WHAT IS REQUIRED
Print the listing as it stands, omitting all images.
----
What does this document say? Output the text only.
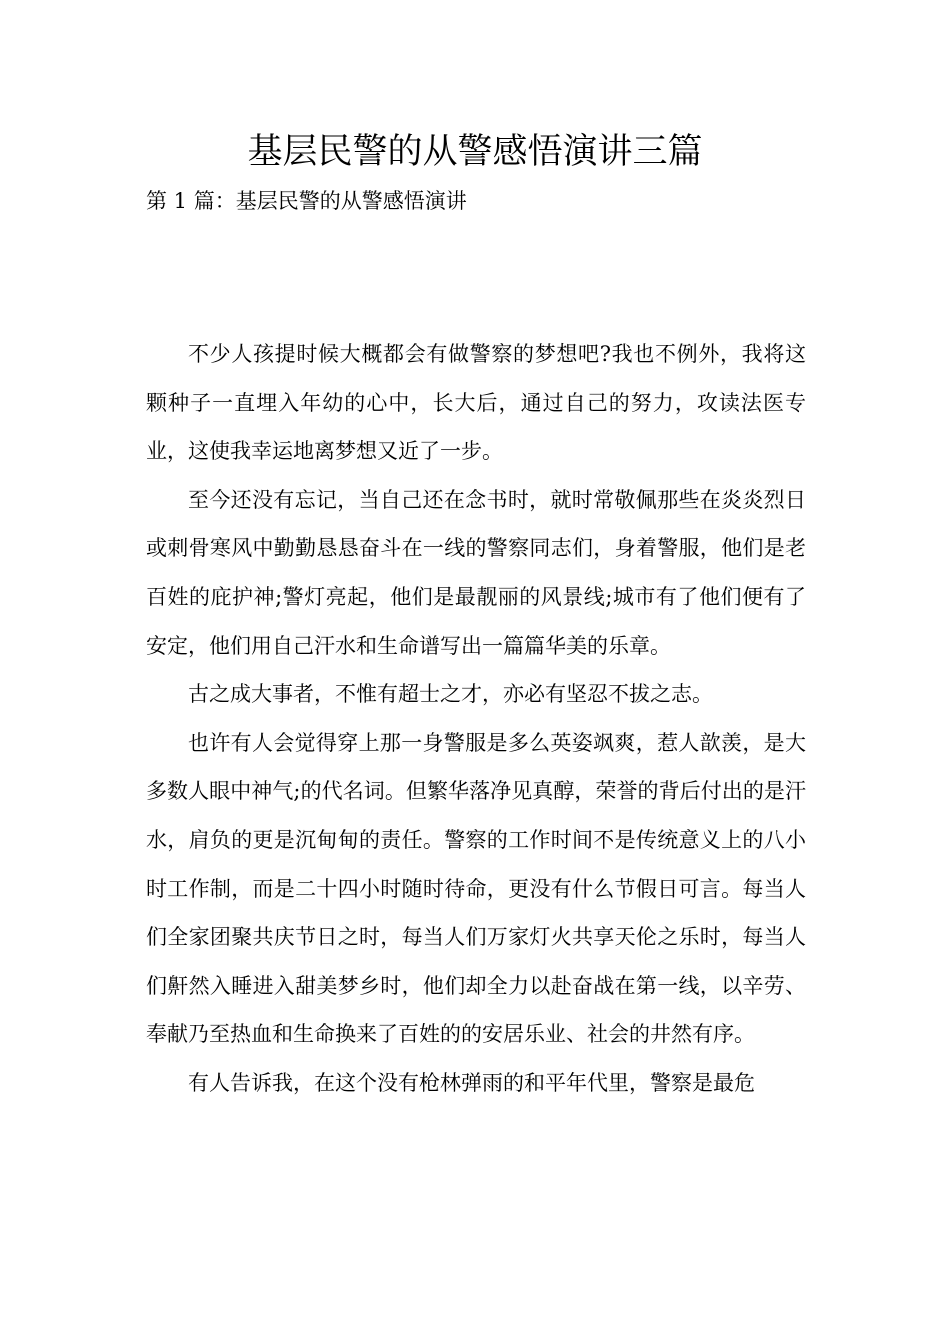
基层民警的从警感悟演讲三篇

第 1 篇：基层民警的从警感悟演讲

不少人孩提时候大概都会有做警察的梦想吧?我也不例外，我将这颗种子一直埋入年幼的心中，长大后，通过自己的努力，攻读法医专业，这使我幸运地离梦想又近了一步。

至今还没有忘记，当自己还在念书时，就时常敬佩那些在炎炎烈日或刺骨寒风中勤勤恳恳奋斗在一线的警察同志们，身着警服，他们是老百姓的庇护神;警灯亮起，他们是最靓丽的风景线;城市有了他们便有了安定，他们用自己汗水和生命谱写出一篇篇华美的乐章。

古之成大事者，不惟有超士之才，亦必有坚忍不拔之志。

也许有人会觉得穿上那一身警服是多么英姿飒爽，惹人歆羡，是大多数人眼中神气;的代名词。但繁华落净见真醇，荣誉的背后付出的是汗水，肩负的更是沉甸甸的责任。警察的工作时间不是传统意义上的八小时工作制，而是二十四小时随时待命，更没有什么节假日可言。每当人们全家团聚共庆节日之时，每当人们万家灯火共享天伦之乐时，每当人们鼾然入睡进入甜美梦乡时，他们却全力以赴奋战在第一线，以辛劳、奉献乃至热血和生命换来了百姓的的安居乐业、社会的井然有序。

有人告诉我，在这个没有枪林弹雨的和平年代里，警察是最危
----
TASK RESPONSE
What does this document say? Output the text only.
基层民警的从警感悟演讲三篇

第 1 篇：基层民警的从警感悟演讲

不少人孩提时候大概都会有做警察的梦想吧?我也不例外，我将这颗种子一直埋入年幼的心中，长大后，通过自己的努力，攻读法医专业，这使我幸运地离梦想又近了一步。

至今还没有忘记，当自己还在念书时，就时常敬佩那些在炎炎烈日或刺骨寒风中勤勤恳恳奋斗在一线的警察同志们，身着警服，他们是老百姓的庇护神;警灯亮起，他们是最靓丽的风景线;城市有了他们便有了安定，他们用自己汗水和生命谱写出一篇篇华美的乐章。

古之成大事者，不惟有超士之才，亦必有坚忍不拔之志。

也许有人会觉得穿上那一身警服是多么英姿飒爽，惹人歆羡，是大多数人眼中神气;的代名词。但繁华落净见真醇，荣誉的背后付出的是汗水，肩负的更是沉甸甸的责任。警察的工作时间不是传统意义上的八小时工作制，而是二十四小时随时待命，更没有什么节假日可言。每当人们全家团聚共庆节日之时，每当人们万家灯火共享天伦之乐时，每当人们鼾然入睡进入甜美梦乡时，他们却全力以赴奋战在第一线，以辛劳、奉献乃至热血和生命换来了百姓的的安居乐业、社会的井然有序。

有人告诉我，在这个没有枪林弹雨的和平年代里，警察是最危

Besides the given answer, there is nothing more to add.